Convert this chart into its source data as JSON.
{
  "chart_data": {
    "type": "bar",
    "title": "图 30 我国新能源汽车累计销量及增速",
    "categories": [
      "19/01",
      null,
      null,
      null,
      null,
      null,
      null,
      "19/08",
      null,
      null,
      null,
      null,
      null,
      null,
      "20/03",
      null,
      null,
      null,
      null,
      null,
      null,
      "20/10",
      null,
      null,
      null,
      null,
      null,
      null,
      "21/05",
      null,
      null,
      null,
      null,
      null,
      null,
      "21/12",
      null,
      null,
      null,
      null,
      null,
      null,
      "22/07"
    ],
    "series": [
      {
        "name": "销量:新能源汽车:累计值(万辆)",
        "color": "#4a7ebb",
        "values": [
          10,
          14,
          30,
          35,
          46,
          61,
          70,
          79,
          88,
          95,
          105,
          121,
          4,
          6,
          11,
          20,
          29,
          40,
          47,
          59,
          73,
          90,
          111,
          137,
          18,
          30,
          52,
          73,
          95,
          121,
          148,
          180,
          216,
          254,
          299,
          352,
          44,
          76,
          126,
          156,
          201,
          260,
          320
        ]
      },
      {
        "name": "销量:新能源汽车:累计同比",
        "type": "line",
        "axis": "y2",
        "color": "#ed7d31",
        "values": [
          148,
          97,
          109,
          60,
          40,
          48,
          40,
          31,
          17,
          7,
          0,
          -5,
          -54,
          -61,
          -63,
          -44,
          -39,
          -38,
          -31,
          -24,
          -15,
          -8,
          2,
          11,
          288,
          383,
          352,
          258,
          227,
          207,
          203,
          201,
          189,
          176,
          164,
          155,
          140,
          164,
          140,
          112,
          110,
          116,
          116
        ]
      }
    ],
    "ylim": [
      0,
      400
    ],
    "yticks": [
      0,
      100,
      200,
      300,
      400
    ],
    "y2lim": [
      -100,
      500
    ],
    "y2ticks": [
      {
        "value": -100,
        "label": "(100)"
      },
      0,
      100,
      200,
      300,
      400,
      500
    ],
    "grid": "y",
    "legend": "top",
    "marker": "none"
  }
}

+ + + + + + +

▶ **Written task**:
Among the entries above, how many lines hold the string "name"? Give the number by itself.

▶ **Response to the exercise**:
2